* DESCRIPTION OF THE TASK: Copy the records below exactly, omitting any pictures they contain.

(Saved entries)
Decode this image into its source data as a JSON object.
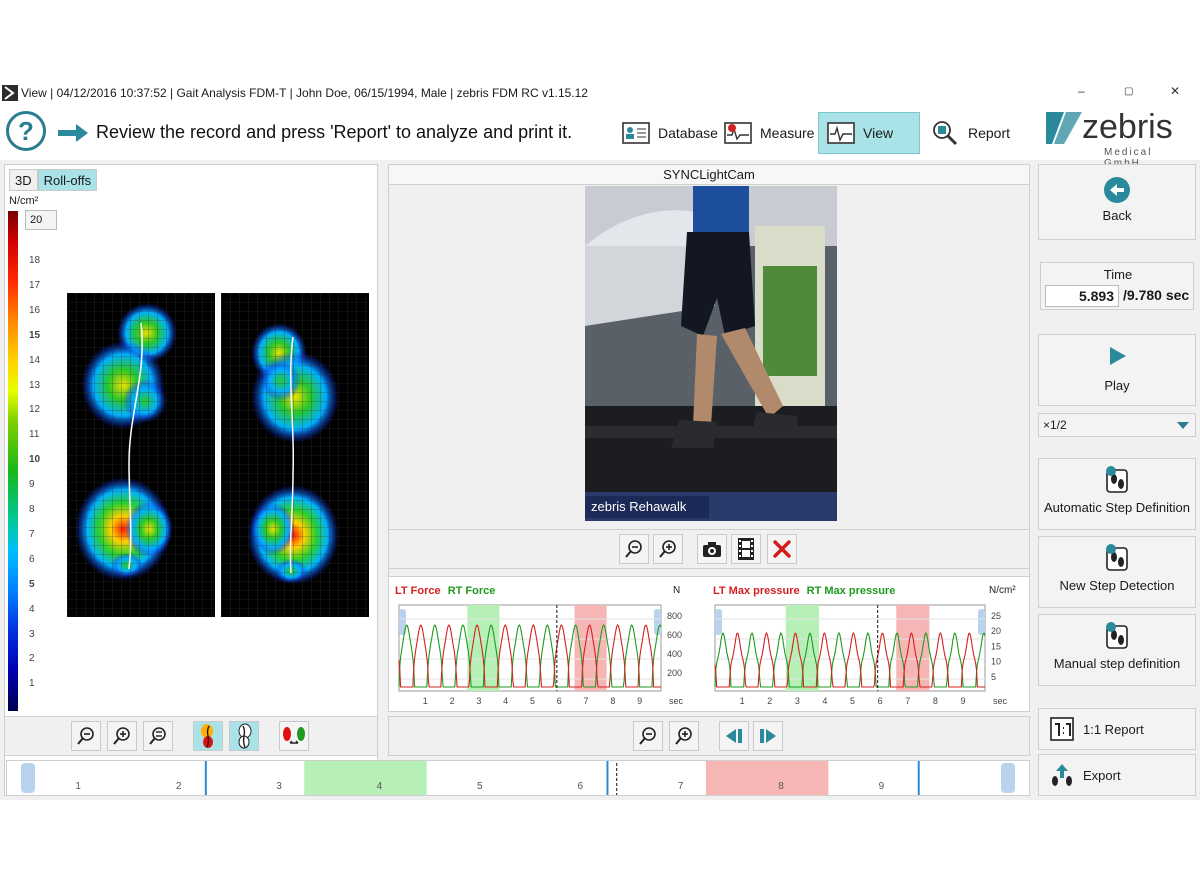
{
  "window": {
    "title": "View | 04/12/2016 10:37:52 | Gait Analysis FDM-T | John Doe, 06/15/1994, Male | zebris FDM RC v1.15.12",
    "minimize": "–",
    "restore": "▢",
    "close": "✕"
  },
  "toolbar": {
    "help": "?",
    "instruction": "Review the record and press 'Report' to analyze and print it.",
    "nav": [
      {
        "label": "Database",
        "icon": "database-icon",
        "active": false
      },
      {
        "label": "Measure",
        "icon": "measure-icon",
        "active": false
      },
      {
        "label": "View",
        "icon": "view-icon",
        "active": true
      },
      {
        "label": "Report",
        "icon": "report-icon",
        "active": false
      }
    ]
  },
  "brand": {
    "name": "zebris",
    "sub": "Medical GmbH",
    "color": "#2a8a9c"
  },
  "left_panel": {
    "tabs": [
      "3D",
      "Roll-offs"
    ],
    "active_tab": "Roll-offs",
    "scale_unit": "N/cm²",
    "scale_max": "20",
    "scale_ticks": [
      "18",
      "17",
      "16",
      "15",
      "14",
      "13",
      "12",
      "11",
      "10",
      "9",
      "8",
      "7",
      "6",
      "5",
      "4",
      "3",
      "2",
      "1"
    ],
    "scale_bold": [
      "15",
      "10",
      "5"
    ]
  },
  "camera": {
    "title": "SYNCLightCam",
    "overlay": "zebris Rehawalk"
  },
  "force_chart": {
    "legend_lt": "LT Force",
    "legend_rt": "RT Force",
    "unit": "N",
    "y_ticks": [
      "800",
      "600",
      "400",
      "200"
    ],
    "x_ticks": [
      "1",
      "2",
      "3",
      "4",
      "5",
      "6",
      "7",
      "8",
      "9"
    ],
    "x_unit": "sec",
    "lt_color": "#d42020",
    "rt_color": "#1f9a1f"
  },
  "pressure_chart": {
    "legend_lt": "LT Max pressure",
    "legend_rt": "RT Max pressure",
    "unit": "N/cm²",
    "y_ticks": [
      "25",
      "20",
      "15",
      "10",
      "5"
    ],
    "x_ticks": [
      "1",
      "2",
      "3",
      "4",
      "5",
      "6",
      "7",
      "8",
      "9"
    ],
    "x_unit": "sec"
  },
  "sidebar": {
    "back": "Back",
    "time_label": "Time",
    "time_current": "5.893",
    "time_total": "/9.780 sec",
    "play": "Play",
    "speed": "×1/2",
    "auto_step": "Automatic Step Definition",
    "new_step": "New Step Detection",
    "manual_step": "Manual step definition",
    "report_11": "1:1 Report",
    "export": "Export"
  },
  "timeline": {
    "labels": [
      "1",
      "2",
      "3",
      "4",
      "5",
      "6",
      "7",
      "8",
      "9"
    ],
    "current_time": 5.893,
    "total_time": 9.78,
    "green_range": [
      3,
      4
    ],
    "red_range": [
      7,
      8
    ]
  }
}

* SOLUTION:
Decode this image into its source data as a JSON object.
{
  "window": {
    "title": "View | 04/12/2016 10:37:52 | Gait Analysis FDM-T | John Doe, 06/15/1994, Male | zebris FDM RC v1.15.12",
    "minimize": "–",
    "restore": "▢",
    "close": "✕"
  },
  "toolbar": {
    "help": "?",
    "instruction": "Review the record and press 'Report' to analyze and print it.",
    "nav": [
      {
        "label": "Database",
        "icon": "database-icon",
        "active": false
      },
      {
        "label": "Measure",
        "icon": "measure-icon",
        "active": false
      },
      {
        "label": "View",
        "icon": "view-icon",
        "active": true
      },
      {
        "label": "Report",
        "icon": "report-icon",
        "active": false
      }
    ]
  },
  "brand": {
    "name": "zebris",
    "sub": "Medical GmbH",
    "color": "#2a8a9c"
  },
  "left_panel": {
    "tabs": [
      "3D",
      "Roll-offs"
    ],
    "active_tab": "Roll-offs",
    "scale_unit": "N/cm²",
    "scale_max": "20",
    "scale_ticks": [
      "18",
      "17",
      "16",
      "15",
      "14",
      "13",
      "12",
      "11",
      "10",
      "9",
      "8",
      "7",
      "6",
      "5",
      "4",
      "3",
      "2",
      "1"
    ],
    "scale_bold": [
      "15",
      "10",
      "5"
    ]
  },
  "camera": {
    "title": "SYNCLightCam",
    "overlay": "zebris Rehawalk"
  },
  "force_chart": {
    "legend_lt": "LT Force",
    "legend_rt": "RT Force",
    "unit": "N",
    "y_ticks": [
      "800",
      "600",
      "400",
      "200"
    ],
    "x_ticks": [
      "1",
      "2",
      "3",
      "4",
      "5",
      "6",
      "7",
      "8",
      "9"
    ],
    "x_unit": "sec",
    "lt_color": "#d42020",
    "rt_color": "#1f9a1f"
  },
  "pressure_chart": {
    "legend_lt": "LT Max pressure",
    "legend_rt": "RT Max pressure",
    "unit": "N/cm²",
    "y_ticks": [
      "25",
      "20",
      "15",
      "10",
      "5"
    ],
    "x_ticks": [
      "1",
      "2",
      "3",
      "4",
      "5",
      "6",
      "7",
      "8",
      "9"
    ],
    "x_unit": "sec"
  },
  "sidebar": {
    "back": "Back",
    "time_label": "Time",
    "time_current": "5.893",
    "time_total": "/9.780 sec",
    "play": "Play",
    "speed": "×1/2",
    "auto_step": "Automatic Step Definition",
    "new_step": "New Step Detection",
    "manual_step": "Manual step definition",
    "report_11": "1:1 Report",
    "export": "Export"
  },
  "timeline": {
    "labels": [
      "1",
      "2",
      "3",
      "4",
      "5",
      "6",
      "7",
      "8",
      "9"
    ],
    "current_time": 5.893,
    "total_time": 9.78,
    "green_range": [
      3,
      4
    ],
    "red_range": [
      7,
      8
    ]
  }
}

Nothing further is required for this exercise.